-- INPUT FOR THIS TASK --
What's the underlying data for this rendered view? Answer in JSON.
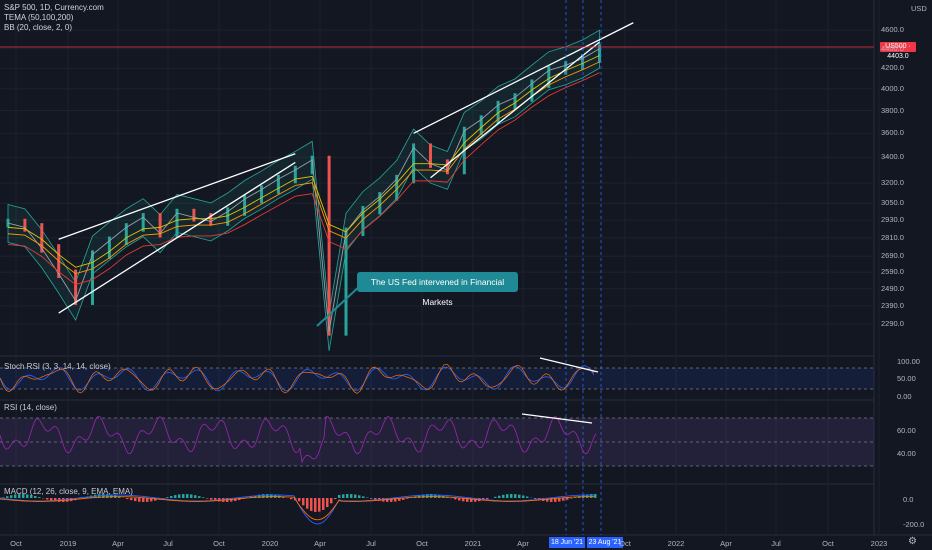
{
  "header": {
    "symbol_line": "S&P 500, 1D, Currency.com",
    "indicator_1": "TEMA (50,100,200)",
    "indicator_2": "BB (20, close, 2, 0)",
    "currency": "USD"
  },
  "price_tag": {
    "label": "US500",
    "value": "4403.0",
    "color": "#f23645"
  },
  "annotation": {
    "text": "The US Fed intervened in Financial Markets",
    "color": "#1f8a95"
  },
  "date_markers": [
    "18 Jun '21",
    "23 Aug '21"
  ],
  "panes": {
    "stoch": {
      "title": "Stoch RSI (3, 3, 14, 14, close)",
      "ticks": [
        "100.00",
        "50.00",
        "0.00"
      ]
    },
    "rsi": {
      "title": "RSI (14, close)",
      "ticks": [
        "60.00",
        "40.00"
      ]
    },
    "macd": {
      "title": "MACD (12, 26, close, 9, EMA, EMA)",
      "ticks": [
        "0.0",
        "-200.0"
      ]
    }
  },
  "colors": {
    "background": "#131722",
    "price_line": "#f23645",
    "stoch": "#7e57c2",
    "rsi": "#9c27b0",
    "date_marker": "#2962ff"
  },
  "chart_data": [
    {
      "type": "line",
      "title": "S&P 500, 1D, Currency.com",
      "x_axis_ticks": [
        "Oct",
        "2019",
        "Apr",
        "Jul",
        "Oct",
        "2020",
        "Apr",
        "Jul",
        "Oct",
        "2021",
        "Apr",
        "Oct",
        "2022",
        "Apr",
        "Jul",
        "Oct",
        "2023"
      ],
      "y_axis_ticks": [
        4600,
        4400,
        4200,
        4000,
        3800,
        3600,
        3400,
        3200,
        3050,
        2930,
        2810,
        2690,
        2590,
        2490,
        2390,
        2290
      ],
      "y_scale": "log",
      "ylim": [
        2200,
        4700
      ],
      "x": [
        "2018-09",
        "2018-10",
        "2018-11",
        "2018-12",
        "2019-01",
        "2019-02",
        "2019-03",
        "2019-04",
        "2019-05",
        "2019-06",
        "2019-07",
        "2019-08",
        "2019-09",
        "2019-10",
        "2019-11",
        "2019-12",
        "2020-01",
        "2020-02",
        "2020-03",
        "2020-04",
        "2020-05",
        "2020-06",
        "2020-07",
        "2020-08",
        "2020-09",
        "2020-10",
        "2020-11",
        "2020-12",
        "2021-01",
        "2021-02",
        "2021-03",
        "2021-04",
        "2021-05",
        "2021-06",
        "2021-07",
        "2021-08"
      ],
      "series": [
        {
          "values": [
            2910,
            2880,
            2740,
            2580,
            2420,
            2700,
            2790,
            2880,
            2950,
            2840,
            2980,
            2950,
            2920,
            2990,
            3080,
            3150,
            3230,
            3300,
            3380,
            2250,
            2850,
            3000,
            3100,
            3230,
            3480,
            3350,
            3300,
            3620,
            3720,
            3850,
            3920,
            4050,
            4180,
            4230,
            4300,
            4400
          ]
        },
        {
          "name": "TEMA (50,100,200)",
          "values": [
            2880,
            2870,
            2800,
            2700,
            2620,
            2650,
            2720,
            2810,
            2870,
            2880,
            2930,
            2940,
            2940,
            2960,
            3020,
            3090,
            3160,
            3230,
            3250,
            2900,
            2850,
            2980,
            3080,
            3200,
            3350,
            3350,
            3340,
            3520,
            3650,
            3780,
            3870,
            3990,
            4100,
            4180,
            4250,
            4330
          ]
        }
      ],
      "trendlines": [
        {
          "from": [
            "2018-12",
            2800
          ],
          "to": [
            "2020-02",
            3430
          ]
        },
        {
          "from": [
            "2018-12",
            2350
          ],
          "to": [
            "2020-02",
            3360
          ]
        },
        {
          "from": [
            "2020-09",
            3600
          ],
          "to": [
            "2021-10",
            4680
          ]
        },
        {
          "from": [
            "2020-10",
            3240
          ],
          "to": [
            "2021-08",
            4470
          ]
        }
      ]
    },
    {
      "type": "line",
      "title": "Stoch RSI (3, 3, 14, 14, close)",
      "ylim": [
        0,
        100
      ],
      "y_axis_ticks": [
        100,
        50,
        0
      ],
      "bands": [
        80,
        20
      ]
    },
    {
      "type": "line",
      "title": "RSI (14, close)",
      "ylim": [
        20,
        85
      ],
      "y_axis_ticks": [
        60,
        40
      ],
      "bands": [
        70,
        30
      ]
    },
    {
      "type": "bar",
      "title": "MACD (12, 26, close, 9, EMA, EMA)",
      "y_axis_ticks": [
        0,
        -200
      ]
    }
  ]
}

-- WHAT THE TASK ASKS --
From start to finish, output the listing exactly, but omit its pictures.

-- RESULT BELOW --
What's the underlying data for this rendered view? Answer in JSON.
{
  "header": {
    "symbol_line": "S&P 500, 1D, Currency.com",
    "indicator_1": "TEMA (50,100,200)",
    "indicator_2": "BB (20, close, 2, 0)",
    "currency": "USD"
  },
  "price_tag": {
    "label": "US500",
    "value": "4403.0",
    "color": "#f23645"
  },
  "annotation": {
    "text": "The US Fed intervened in Financial Markets",
    "color": "#1f8a95"
  },
  "date_markers": [
    "18 Jun '21",
    "23 Aug '21"
  ],
  "panes": {
    "stoch": {
      "title": "Stoch RSI (3, 3, 14, 14, close)",
      "ticks": [
        "100.00",
        "50.00",
        "0.00"
      ]
    },
    "rsi": {
      "title": "RSI (14, close)",
      "ticks": [
        "60.00",
        "40.00"
      ]
    },
    "macd": {
      "title": "MACD (12, 26, close, 9, EMA, EMA)",
      "ticks": [
        "0.0",
        "-200.0"
      ]
    }
  },
  "colors": {
    "background": "#131722",
    "price_line": "#f23645",
    "stoch": "#7e57c2",
    "rsi": "#9c27b0",
    "date_marker": "#2962ff"
  },
  "chart_data": [
    {
      "type": "line",
      "title": "S&P 500, 1D, Currency.com",
      "x_axis_ticks": [
        "Oct",
        "2019",
        "Apr",
        "Jul",
        "Oct",
        "2020",
        "Apr",
        "Jul",
        "Oct",
        "2021",
        "Apr",
        "Oct",
        "2022",
        "Apr",
        "Jul",
        "Oct",
        "2023"
      ],
      "y_axis_ticks": [
        4600,
        4400,
        4200,
        4000,
        3800,
        3600,
        3400,
        3200,
        3050,
        2930,
        2810,
        2690,
        2590,
        2490,
        2390,
        2290
      ],
      "y_scale": "log",
      "ylim": [
        2200,
        4700
      ],
      "x": [
        "2018-09",
        "2018-10",
        "2018-11",
        "2018-12",
        "2019-01",
        "2019-02",
        "2019-03",
        "2019-04",
        "2019-05",
        "2019-06",
        "2019-07",
        "2019-08",
        "2019-09",
        "2019-10",
        "2019-11",
        "2019-12",
        "2020-01",
        "2020-02",
        "2020-03",
        "2020-04",
        "2020-05",
        "2020-06",
        "2020-07",
        "2020-08",
        "2020-09",
        "2020-10",
        "2020-11",
        "2020-12",
        "2021-01",
        "2021-02",
        "2021-03",
        "2021-04",
        "2021-05",
        "2021-06",
        "2021-07",
        "2021-08"
      ],
      "series": [
        {
          "values": [
            2910,
            2880,
            2740,
            2580,
            2420,
            2700,
            2790,
            2880,
            2950,
            2840,
            2980,
            2950,
            2920,
            2990,
            3080,
            3150,
            3230,
            3300,
            3380,
            2250,
            2850,
            3000,
            3100,
            3230,
            3480,
            3350,
            3300,
            3620,
            3720,
            3850,
            3920,
            4050,
            4180,
            4230,
            4300,
            4400
          ]
        },
        {
          "name": "TEMA (50,100,200)",
          "values": [
            2880,
            2870,
            2800,
            2700,
            2620,
            2650,
            2720,
            2810,
            2870,
            2880,
            2930,
            2940,
            2940,
            2960,
            3020,
            3090,
            3160,
            3230,
            3250,
            2900,
            2850,
            2980,
            3080,
            3200,
            3350,
            3350,
            3340,
            3520,
            3650,
            3780,
            3870,
            3990,
            4100,
            4180,
            4250,
            4330
          ]
        }
      ],
      "trendlines": [
        {
          "from": [
            "2018-12",
            2800
          ],
          "to": [
            "2020-02",
            3430
          ]
        },
        {
          "from": [
            "2018-12",
            2350
          ],
          "to": [
            "2020-02",
            3360
          ]
        },
        {
          "from": [
            "2020-09",
            3600
          ],
          "to": [
            "2021-10",
            4680
          ]
        },
        {
          "from": [
            "2020-10",
            3240
          ],
          "to": [
            "2021-08",
            4470
          ]
        }
      ]
    },
    {
      "type": "line",
      "title": "Stoch RSI (3, 3, 14, 14, close)",
      "ylim": [
        0,
        100
      ],
      "y_axis_ticks": [
        100,
        50,
        0
      ],
      "bands": [
        80,
        20
      ]
    },
    {
      "type": "line",
      "title": "RSI (14, close)",
      "ylim": [
        20,
        85
      ],
      "y_axis_ticks": [
        60,
        40
      ],
      "bands": [
        70,
        30
      ]
    },
    {
      "type": "bar",
      "title": "MACD (12, 26, close, 9, EMA, EMA)",
      "y_axis_ticks": [
        0,
        -200
      ]
    }
  ]
}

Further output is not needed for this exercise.